### Work to complete
In the listing below, locate the lines that hold the string "Genomgång". Copy those lines.

### Entries provided
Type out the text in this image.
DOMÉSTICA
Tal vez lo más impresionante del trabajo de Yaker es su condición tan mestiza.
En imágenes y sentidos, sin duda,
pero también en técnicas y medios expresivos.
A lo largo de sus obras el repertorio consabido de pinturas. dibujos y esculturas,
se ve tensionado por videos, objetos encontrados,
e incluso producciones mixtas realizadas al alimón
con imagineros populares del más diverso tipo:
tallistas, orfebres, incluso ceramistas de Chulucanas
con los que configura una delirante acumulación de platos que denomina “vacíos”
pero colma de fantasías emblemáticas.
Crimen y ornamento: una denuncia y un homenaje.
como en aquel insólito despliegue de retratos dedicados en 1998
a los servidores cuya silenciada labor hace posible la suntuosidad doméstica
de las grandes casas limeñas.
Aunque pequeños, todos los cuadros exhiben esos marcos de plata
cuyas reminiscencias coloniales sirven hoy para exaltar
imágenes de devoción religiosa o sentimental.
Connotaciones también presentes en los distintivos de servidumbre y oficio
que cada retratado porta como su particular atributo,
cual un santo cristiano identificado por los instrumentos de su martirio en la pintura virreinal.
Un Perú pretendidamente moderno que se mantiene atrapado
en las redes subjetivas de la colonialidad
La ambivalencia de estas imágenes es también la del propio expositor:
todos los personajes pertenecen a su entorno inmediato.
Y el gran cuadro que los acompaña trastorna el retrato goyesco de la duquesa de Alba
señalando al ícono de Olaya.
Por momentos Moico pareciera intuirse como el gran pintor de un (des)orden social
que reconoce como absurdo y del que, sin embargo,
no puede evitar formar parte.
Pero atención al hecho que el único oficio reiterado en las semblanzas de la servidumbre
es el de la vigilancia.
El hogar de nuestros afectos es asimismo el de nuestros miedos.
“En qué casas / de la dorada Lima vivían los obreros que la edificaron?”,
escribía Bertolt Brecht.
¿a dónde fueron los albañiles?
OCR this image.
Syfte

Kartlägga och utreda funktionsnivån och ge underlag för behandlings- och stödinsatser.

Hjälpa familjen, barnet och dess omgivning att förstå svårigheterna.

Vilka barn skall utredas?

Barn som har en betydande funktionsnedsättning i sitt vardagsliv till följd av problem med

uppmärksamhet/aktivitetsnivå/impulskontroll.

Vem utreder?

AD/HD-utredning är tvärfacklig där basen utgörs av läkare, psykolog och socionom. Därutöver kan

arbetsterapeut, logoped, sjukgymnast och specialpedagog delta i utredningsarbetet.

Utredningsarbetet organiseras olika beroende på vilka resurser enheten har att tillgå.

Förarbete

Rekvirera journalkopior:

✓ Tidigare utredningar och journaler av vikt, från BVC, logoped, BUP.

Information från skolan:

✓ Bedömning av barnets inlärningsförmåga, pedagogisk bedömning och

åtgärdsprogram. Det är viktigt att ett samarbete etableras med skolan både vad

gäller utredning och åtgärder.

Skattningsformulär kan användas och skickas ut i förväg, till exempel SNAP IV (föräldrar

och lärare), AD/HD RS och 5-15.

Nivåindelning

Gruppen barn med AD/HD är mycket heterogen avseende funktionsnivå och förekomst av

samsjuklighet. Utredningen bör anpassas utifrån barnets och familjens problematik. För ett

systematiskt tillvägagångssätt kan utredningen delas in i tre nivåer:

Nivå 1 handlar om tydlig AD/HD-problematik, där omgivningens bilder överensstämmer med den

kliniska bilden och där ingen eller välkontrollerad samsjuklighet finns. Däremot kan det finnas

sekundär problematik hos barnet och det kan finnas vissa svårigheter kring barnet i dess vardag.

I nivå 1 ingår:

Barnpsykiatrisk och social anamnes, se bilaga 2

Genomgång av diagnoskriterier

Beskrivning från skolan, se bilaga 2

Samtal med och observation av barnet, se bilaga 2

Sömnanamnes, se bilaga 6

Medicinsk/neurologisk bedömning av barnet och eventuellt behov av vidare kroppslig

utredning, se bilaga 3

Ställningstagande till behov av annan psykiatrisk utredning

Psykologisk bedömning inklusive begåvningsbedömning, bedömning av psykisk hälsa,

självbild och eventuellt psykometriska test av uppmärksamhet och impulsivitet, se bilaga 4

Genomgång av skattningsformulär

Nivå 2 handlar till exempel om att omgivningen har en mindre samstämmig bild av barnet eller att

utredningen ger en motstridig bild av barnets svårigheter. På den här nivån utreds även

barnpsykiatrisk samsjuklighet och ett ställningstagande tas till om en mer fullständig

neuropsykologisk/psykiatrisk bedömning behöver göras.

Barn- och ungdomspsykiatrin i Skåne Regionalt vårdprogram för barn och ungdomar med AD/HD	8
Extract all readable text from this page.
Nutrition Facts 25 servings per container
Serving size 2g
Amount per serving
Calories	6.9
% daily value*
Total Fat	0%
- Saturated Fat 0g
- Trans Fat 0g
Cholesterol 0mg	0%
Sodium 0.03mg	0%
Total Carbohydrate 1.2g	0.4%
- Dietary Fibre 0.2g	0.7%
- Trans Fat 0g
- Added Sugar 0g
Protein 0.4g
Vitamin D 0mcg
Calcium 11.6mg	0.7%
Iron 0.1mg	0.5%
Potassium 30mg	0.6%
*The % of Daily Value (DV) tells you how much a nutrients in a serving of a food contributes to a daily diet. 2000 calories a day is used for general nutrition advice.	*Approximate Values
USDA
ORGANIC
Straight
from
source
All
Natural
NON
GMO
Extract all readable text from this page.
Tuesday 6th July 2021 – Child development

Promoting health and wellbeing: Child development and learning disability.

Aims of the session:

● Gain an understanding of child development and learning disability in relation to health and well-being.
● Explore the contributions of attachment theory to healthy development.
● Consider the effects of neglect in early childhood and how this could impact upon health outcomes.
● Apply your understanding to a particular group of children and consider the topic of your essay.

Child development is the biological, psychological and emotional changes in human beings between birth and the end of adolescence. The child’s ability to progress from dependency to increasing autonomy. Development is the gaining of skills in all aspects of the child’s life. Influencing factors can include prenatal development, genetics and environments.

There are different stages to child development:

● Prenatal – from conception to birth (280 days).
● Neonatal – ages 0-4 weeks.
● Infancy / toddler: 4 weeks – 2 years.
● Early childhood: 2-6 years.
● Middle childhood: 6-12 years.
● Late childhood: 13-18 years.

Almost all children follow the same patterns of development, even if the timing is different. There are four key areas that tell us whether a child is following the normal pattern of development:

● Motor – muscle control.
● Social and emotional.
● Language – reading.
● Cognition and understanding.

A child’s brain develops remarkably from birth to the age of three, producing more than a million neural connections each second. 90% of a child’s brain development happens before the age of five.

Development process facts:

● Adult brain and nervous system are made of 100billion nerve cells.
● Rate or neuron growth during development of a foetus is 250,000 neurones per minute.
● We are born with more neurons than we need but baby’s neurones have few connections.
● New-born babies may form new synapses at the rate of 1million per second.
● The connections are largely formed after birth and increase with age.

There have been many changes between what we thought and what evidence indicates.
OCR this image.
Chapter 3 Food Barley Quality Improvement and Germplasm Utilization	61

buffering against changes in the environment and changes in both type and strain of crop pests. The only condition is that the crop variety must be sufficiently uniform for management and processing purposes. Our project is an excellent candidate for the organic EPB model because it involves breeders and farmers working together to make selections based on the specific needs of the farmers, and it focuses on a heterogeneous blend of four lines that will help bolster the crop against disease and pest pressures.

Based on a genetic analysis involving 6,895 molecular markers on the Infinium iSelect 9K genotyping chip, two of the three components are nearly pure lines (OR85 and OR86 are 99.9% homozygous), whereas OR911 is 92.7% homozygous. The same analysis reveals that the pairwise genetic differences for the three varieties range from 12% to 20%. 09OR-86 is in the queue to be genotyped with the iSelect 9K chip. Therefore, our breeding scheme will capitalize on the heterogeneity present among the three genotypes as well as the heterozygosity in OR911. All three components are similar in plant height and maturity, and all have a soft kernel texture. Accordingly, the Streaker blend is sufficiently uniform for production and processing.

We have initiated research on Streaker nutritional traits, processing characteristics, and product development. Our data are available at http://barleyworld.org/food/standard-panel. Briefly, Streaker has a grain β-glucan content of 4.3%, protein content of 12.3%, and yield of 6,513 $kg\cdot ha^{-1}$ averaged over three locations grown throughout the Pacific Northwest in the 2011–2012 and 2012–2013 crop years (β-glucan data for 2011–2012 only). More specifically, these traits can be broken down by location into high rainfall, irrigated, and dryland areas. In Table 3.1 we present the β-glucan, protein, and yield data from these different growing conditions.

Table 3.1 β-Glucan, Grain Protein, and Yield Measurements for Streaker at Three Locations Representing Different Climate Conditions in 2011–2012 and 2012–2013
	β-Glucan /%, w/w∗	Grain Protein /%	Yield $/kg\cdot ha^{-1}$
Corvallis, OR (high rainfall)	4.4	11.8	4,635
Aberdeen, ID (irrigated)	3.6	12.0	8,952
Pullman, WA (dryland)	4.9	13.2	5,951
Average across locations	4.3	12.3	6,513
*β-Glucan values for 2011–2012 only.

### Written solution
Genomgång av diagnoskriterier
Genomgång av skattningsformulär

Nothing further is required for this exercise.